# start of Given information

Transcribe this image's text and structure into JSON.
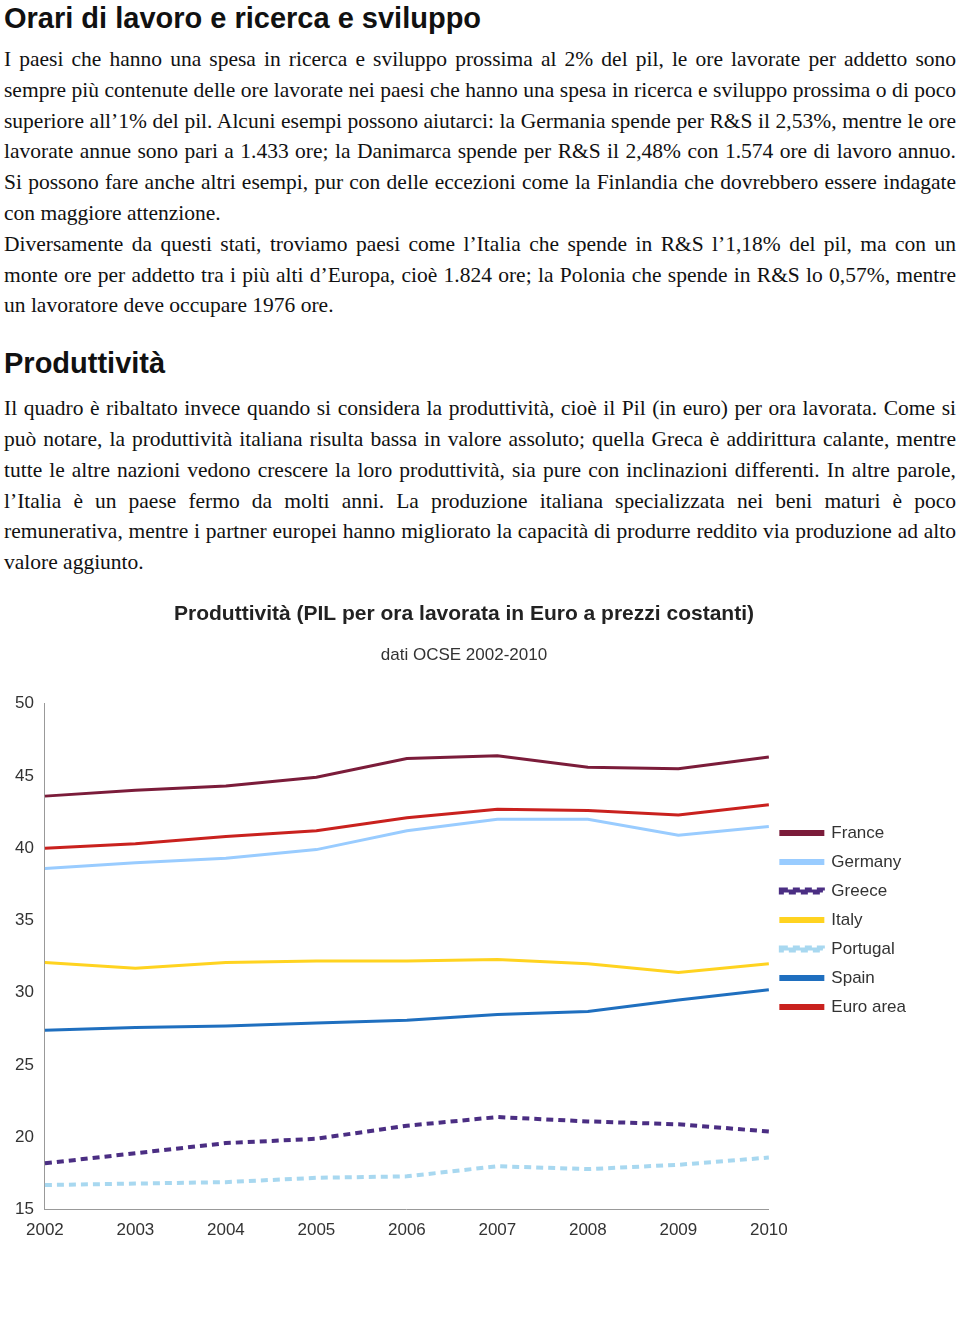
{
  "header": {
    "title": "Orari di lavoro e ricerca e sviluppo"
  },
  "sections": [
    {
      "title": null,
      "paragraphs": [
        "I paesi che hanno una spesa in ricerca e sviluppo prossima al 2% del pil, le ore lavorate per addetto sono sempre più contenute delle ore lavorate nei paesi che hanno una spesa in ricerca e sviluppo prossima o di poco superiore all’1% del pil. Alcuni esempi possono aiutarci: la Germania spende per R&S il 2,53%, mentre le ore lavorate annue sono pari a 1.433 ore; la Danimarca spende per R&S il 2,48% con 1.574 ore di lavoro annuo. Si possono fare anche altri esempi, pur con delle eccezioni come la Finlandia che dovrebbero essere indagate con maggiore attenzione.",
        "Diversamente da questi stati, troviamo paesi come l’Italia che spende in R&S l’1,18% del pil, ma con un monte ore per addetto tra i più alti d’Europa, cioè 1.824 ore; la Polonia che spende in R&S lo 0,57%, mentre un lavoratore deve occupare 1976 ore."
      ]
    },
    {
      "title": "Produttività",
      "paragraphs": [
        "Il quadro è ribaltato invece quando si considera la produttività, cioè il Pil (in euro) per ora lavorata. Come si può notare, la produttività italiana risulta bassa in valore assoluto; quella Greca è addirittura calante, mentre tutte le altre nazioni vedono crescere la loro produttività, sia pure con inclinazioni differenti. In altre parole, l’Italia è un paese fermo da molti anni. La produzione italiana specializzata nei beni maturi è poco remunerativa, mentre i partner europei hanno migliorato la capacità di produrre reddito via produzione ad alto valore aggiunto."
      ]
    }
  ],
  "chart_data": {
    "type": "line",
    "title": "Produttività (PIL per ora lavorata in Euro a prezzi costanti)",
    "subtitle": "dati OCSE 2002-2010",
    "categories": [
      "2002",
      "2003",
      "2004",
      "2005",
      "2006",
      "2007",
      "2008",
      "2009",
      "2010"
    ],
    "series": [
      {
        "name": "France",
        "color": "#7b1c3a",
        "line_style": "solid",
        "values": [
          43.6,
          44.0,
          44.3,
          44.9,
          46.2,
          46.4,
          45.6,
          45.5,
          46.3
        ]
      },
      {
        "name": "Germany",
        "color": "#99ccff",
        "line_style": "solid",
        "values": [
          38.6,
          39.0,
          39.3,
          39.9,
          41.2,
          42.0,
          42.0,
          40.9,
          41.5
        ]
      },
      {
        "name": "Greece",
        "color": "#4b2e83",
        "line_style": "dashed",
        "values": [
          18.2,
          18.9,
          19.6,
          19.9,
          20.8,
          21.4,
          21.1,
          20.9,
          20.4
        ]
      },
      {
        "name": "Italy",
        "color": "#ffd320",
        "line_style": "solid",
        "values": [
          32.1,
          31.7,
          32.1,
          32.2,
          32.2,
          32.3,
          32.0,
          31.4,
          32.0
        ]
      },
      {
        "name": "Portugal",
        "color": "#a8d8f0",
        "line_style": "dashed",
        "values": [
          16.7,
          16.8,
          16.9,
          17.2,
          17.3,
          18.0,
          17.8,
          18.1,
          18.6
        ]
      },
      {
        "name": "Spain",
        "color": "#1f6fbf",
        "line_style": "solid",
        "values": [
          27.4,
          27.6,
          27.7,
          27.9,
          28.1,
          28.5,
          28.7,
          29.5,
          30.2
        ]
      },
      {
        "name": "Euro area",
        "color": "#c9211e",
        "line_style": "solid",
        "values": [
          40.0,
          40.3,
          40.8,
          41.2,
          42.1,
          42.7,
          42.6,
          42.3,
          43.0
        ]
      }
    ],
    "ylim": [
      15,
      50
    ],
    "yticks": [
      15,
      20,
      25,
      30,
      35,
      40,
      45,
      50
    ],
    "grid": false,
    "legend": "right"
  }
}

# end of Given information

Task requirements: Return all lines with the word "color" in them.

Solution:
        "color": "#7b1c3a",
        "color": "#99ccff",
        "color": "#4b2e83",
        "color": "#ffd320",
        "color": "#a8d8f0",
        "color": "#1f6fbf",
        "color": "#c9211e",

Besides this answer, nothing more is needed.